# Start of EXTRACTED RECORDS

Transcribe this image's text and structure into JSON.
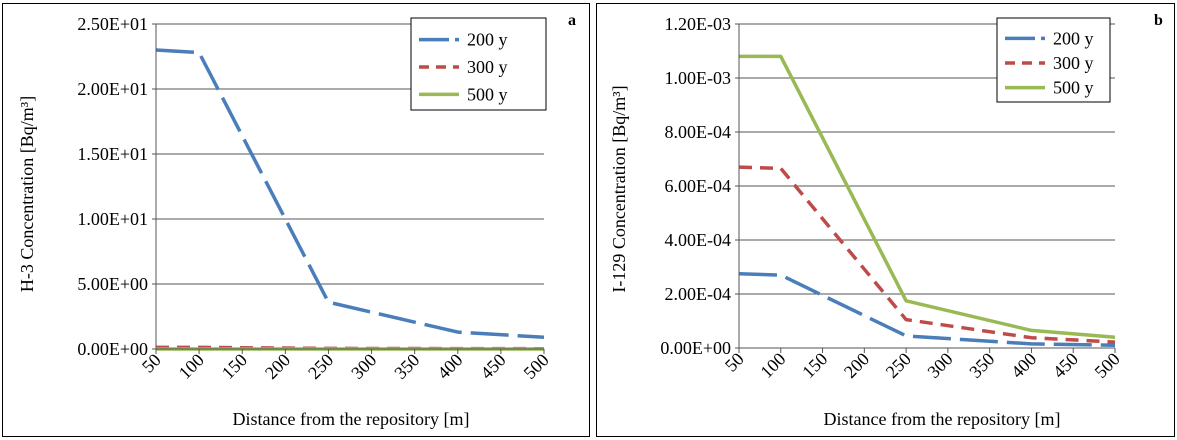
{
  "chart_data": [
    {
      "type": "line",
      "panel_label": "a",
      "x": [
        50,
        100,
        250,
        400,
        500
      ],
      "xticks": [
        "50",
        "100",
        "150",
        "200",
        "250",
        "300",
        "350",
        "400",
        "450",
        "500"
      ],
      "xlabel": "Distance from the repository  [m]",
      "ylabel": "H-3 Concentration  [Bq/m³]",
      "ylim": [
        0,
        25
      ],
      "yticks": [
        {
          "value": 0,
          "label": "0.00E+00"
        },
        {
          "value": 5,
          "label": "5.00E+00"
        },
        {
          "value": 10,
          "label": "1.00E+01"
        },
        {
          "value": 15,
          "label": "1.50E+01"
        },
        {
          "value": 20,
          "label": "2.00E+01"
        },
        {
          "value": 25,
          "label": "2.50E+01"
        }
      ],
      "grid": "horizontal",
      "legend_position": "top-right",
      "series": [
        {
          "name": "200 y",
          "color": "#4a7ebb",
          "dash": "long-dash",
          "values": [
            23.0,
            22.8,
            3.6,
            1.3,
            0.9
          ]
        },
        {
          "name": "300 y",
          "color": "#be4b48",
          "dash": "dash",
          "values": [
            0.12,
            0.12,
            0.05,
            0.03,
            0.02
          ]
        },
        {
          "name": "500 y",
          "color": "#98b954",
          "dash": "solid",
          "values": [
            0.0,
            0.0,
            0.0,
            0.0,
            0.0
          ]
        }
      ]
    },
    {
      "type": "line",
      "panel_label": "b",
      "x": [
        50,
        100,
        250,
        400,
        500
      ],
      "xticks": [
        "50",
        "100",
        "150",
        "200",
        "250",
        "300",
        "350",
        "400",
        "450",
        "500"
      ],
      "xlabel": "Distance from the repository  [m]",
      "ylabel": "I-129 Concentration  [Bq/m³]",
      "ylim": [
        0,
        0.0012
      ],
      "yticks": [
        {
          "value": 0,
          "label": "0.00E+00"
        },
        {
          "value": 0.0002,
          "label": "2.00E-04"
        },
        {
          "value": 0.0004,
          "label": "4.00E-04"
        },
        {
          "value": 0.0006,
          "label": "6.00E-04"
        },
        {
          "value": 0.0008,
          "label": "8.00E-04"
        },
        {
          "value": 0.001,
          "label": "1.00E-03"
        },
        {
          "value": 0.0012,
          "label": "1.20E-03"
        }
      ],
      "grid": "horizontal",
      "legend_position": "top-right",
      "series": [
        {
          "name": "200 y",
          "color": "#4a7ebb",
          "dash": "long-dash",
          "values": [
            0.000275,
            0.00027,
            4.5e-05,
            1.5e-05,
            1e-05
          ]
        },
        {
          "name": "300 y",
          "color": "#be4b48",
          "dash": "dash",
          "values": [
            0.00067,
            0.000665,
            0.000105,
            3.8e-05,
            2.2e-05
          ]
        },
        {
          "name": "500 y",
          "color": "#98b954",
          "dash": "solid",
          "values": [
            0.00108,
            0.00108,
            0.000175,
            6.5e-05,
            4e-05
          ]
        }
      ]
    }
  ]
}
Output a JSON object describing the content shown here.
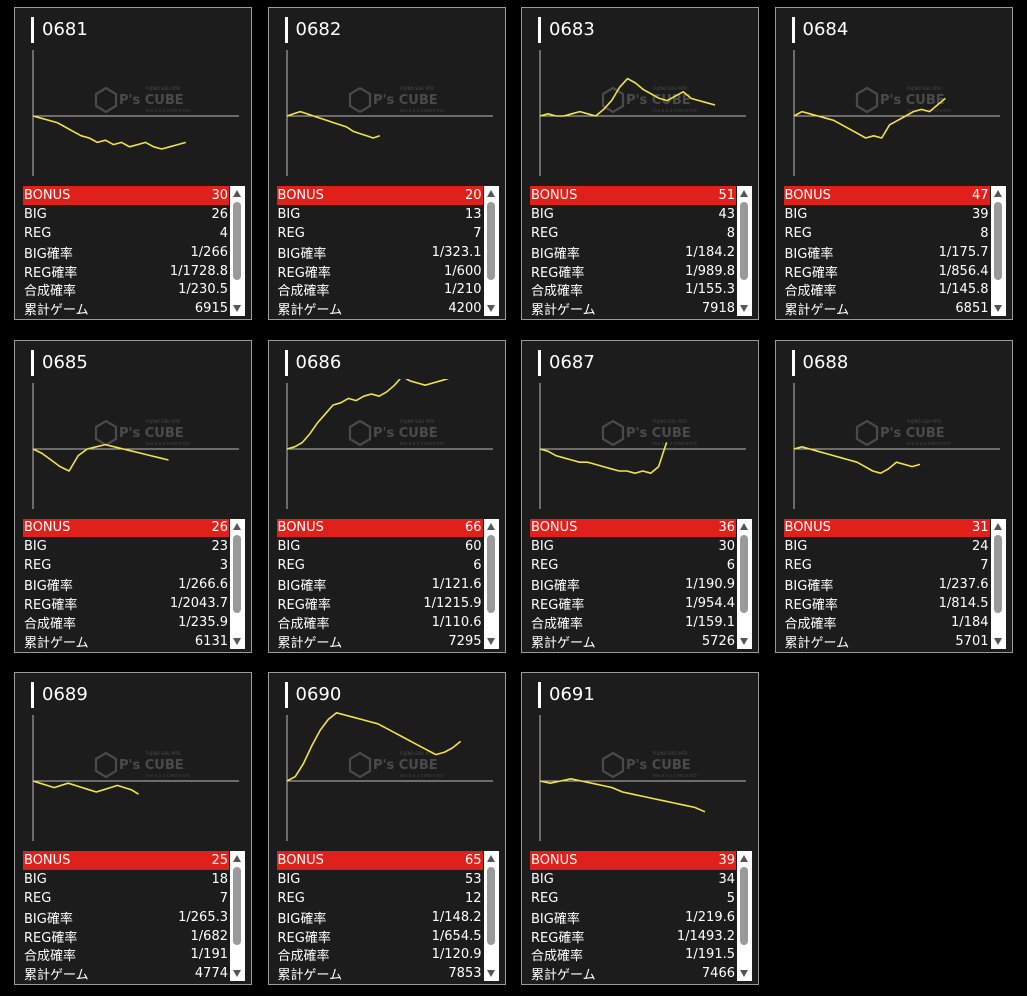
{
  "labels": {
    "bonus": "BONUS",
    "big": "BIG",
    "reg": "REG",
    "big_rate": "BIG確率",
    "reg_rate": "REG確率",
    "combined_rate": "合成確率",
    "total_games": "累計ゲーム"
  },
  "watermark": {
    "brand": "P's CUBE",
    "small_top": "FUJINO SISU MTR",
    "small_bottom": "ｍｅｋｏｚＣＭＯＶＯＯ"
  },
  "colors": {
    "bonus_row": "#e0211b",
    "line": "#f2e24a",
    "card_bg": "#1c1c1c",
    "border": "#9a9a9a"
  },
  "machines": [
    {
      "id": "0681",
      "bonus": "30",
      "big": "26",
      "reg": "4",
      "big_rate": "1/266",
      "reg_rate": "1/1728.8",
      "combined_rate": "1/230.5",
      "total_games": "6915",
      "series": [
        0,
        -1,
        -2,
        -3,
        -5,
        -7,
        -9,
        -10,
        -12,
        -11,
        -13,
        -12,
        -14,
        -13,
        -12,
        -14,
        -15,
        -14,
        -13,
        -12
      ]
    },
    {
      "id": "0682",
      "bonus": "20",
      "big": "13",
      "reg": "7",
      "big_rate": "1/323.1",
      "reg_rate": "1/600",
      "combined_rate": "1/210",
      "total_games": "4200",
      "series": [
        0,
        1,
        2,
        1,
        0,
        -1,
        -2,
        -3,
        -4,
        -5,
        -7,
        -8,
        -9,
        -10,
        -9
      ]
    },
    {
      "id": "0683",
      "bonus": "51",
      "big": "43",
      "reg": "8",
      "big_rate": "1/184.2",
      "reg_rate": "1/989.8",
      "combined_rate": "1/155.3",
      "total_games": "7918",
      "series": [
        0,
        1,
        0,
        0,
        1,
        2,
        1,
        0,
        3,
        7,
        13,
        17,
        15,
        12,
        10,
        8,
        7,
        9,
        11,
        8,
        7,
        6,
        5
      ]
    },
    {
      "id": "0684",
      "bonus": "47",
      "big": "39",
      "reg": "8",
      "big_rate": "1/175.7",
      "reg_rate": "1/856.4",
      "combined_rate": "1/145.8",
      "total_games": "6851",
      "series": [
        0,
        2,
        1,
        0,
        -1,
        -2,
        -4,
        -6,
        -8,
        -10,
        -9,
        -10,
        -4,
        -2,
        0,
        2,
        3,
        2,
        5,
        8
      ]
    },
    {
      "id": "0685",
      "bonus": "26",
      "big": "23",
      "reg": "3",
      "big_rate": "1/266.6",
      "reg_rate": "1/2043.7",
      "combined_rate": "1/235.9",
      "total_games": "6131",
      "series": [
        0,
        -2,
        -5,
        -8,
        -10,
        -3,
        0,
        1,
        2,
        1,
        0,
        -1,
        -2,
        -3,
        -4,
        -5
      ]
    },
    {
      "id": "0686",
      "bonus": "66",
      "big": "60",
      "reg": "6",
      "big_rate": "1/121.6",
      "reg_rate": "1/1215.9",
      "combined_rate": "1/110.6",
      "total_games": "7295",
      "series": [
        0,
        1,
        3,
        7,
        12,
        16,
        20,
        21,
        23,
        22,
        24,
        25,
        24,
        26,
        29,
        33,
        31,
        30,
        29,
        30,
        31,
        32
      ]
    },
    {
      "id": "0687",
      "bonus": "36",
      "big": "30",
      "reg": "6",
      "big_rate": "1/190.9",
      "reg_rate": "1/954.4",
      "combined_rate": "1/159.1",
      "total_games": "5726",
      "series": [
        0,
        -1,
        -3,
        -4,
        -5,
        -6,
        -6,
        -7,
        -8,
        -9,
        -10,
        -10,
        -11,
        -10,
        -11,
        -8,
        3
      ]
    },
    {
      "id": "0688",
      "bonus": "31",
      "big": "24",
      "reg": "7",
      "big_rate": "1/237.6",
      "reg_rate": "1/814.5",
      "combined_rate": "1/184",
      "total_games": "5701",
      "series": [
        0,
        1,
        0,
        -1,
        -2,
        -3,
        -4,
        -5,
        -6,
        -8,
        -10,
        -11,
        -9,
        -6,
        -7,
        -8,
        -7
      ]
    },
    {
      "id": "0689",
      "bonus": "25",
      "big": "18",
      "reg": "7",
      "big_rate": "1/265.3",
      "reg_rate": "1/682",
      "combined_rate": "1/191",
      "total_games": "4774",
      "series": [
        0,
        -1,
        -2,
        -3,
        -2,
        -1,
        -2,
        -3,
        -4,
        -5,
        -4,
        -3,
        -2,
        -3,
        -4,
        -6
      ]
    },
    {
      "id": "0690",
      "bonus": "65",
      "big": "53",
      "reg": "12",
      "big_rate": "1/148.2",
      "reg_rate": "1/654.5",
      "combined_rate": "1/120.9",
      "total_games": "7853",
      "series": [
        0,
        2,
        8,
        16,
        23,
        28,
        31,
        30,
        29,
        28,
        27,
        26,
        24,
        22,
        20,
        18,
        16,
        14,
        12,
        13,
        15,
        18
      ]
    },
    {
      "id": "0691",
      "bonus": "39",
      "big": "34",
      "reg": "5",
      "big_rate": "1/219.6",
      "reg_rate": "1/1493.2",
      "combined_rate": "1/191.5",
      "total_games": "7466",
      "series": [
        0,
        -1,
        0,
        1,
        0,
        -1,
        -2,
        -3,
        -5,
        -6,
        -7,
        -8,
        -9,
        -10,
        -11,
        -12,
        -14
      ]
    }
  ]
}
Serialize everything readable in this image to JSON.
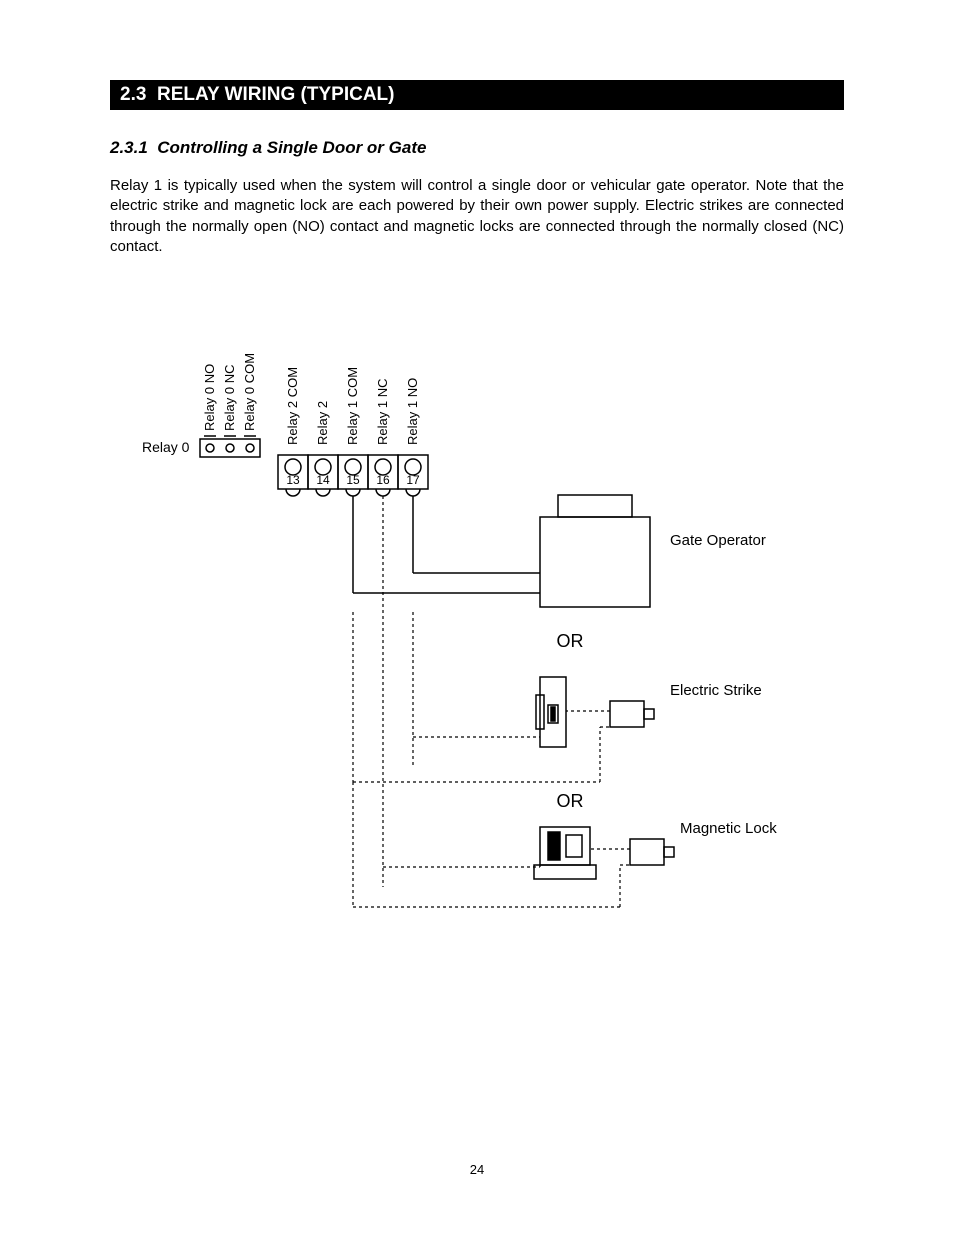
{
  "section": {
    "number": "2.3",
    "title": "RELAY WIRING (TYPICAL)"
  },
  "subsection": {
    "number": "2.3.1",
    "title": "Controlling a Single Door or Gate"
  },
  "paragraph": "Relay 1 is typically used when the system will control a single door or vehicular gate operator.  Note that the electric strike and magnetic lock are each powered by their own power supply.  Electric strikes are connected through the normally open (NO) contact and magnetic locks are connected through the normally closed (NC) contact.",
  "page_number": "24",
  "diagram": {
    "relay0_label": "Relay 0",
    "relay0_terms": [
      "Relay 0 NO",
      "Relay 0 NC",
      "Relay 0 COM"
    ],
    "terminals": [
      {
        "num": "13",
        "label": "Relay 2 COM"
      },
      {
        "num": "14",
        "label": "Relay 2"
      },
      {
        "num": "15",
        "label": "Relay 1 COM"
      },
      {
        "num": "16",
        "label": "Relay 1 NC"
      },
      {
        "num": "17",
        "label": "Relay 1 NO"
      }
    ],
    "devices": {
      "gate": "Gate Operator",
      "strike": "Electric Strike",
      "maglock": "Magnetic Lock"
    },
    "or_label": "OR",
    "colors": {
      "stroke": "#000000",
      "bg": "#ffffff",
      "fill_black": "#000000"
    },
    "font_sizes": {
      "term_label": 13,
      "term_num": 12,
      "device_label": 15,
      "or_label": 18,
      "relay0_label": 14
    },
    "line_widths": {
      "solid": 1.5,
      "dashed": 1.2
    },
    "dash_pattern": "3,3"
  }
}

# End of EXTRACTED RECORDS

AIM:
Retype word for word the span of lines above that begins with the line containing "Serialize everything readable" and ends with the last line of the records; skip all pictures.

THE RESULT:
Serialize everything readable in this image to JSON.
{
  "section": {
    "number": "2.3",
    "title": "RELAY WIRING (TYPICAL)"
  },
  "subsection": {
    "number": "2.3.1",
    "title": "Controlling a Single Door or Gate"
  },
  "paragraph": "Relay 1 is typically used when the system will control a single door or vehicular gate operator.  Note that the electric strike and magnetic lock are each powered by their own power supply.  Electric strikes are connected through the normally open (NO) contact and magnetic locks are connected through the normally closed (NC) contact.",
  "page_number": "24",
  "diagram": {
    "relay0_label": "Relay 0",
    "relay0_terms": [
      "Relay 0 NO",
      "Relay 0 NC",
      "Relay 0 COM"
    ],
    "terminals": [
      {
        "num": "13",
        "label": "Relay 2 COM"
      },
      {
        "num": "14",
        "label": "Relay 2"
      },
      {
        "num": "15",
        "label": "Relay 1 COM"
      },
      {
        "num": "16",
        "label": "Relay 1 NC"
      },
      {
        "num": "17",
        "label": "Relay 1 NO"
      }
    ],
    "devices": {
      "gate": "Gate Operator",
      "strike": "Electric Strike",
      "maglock": "Magnetic Lock"
    },
    "or_label": "OR",
    "colors": {
      "stroke": "#000000",
      "bg": "#ffffff",
      "fill_black": "#000000"
    },
    "font_sizes": {
      "term_label": 13,
      "term_num": 12,
      "device_label": 15,
      "or_label": 18,
      "relay0_label": 14
    },
    "line_widths": {
      "solid": 1.5,
      "dashed": 1.2
    },
    "dash_pattern": "3,3"
  }
}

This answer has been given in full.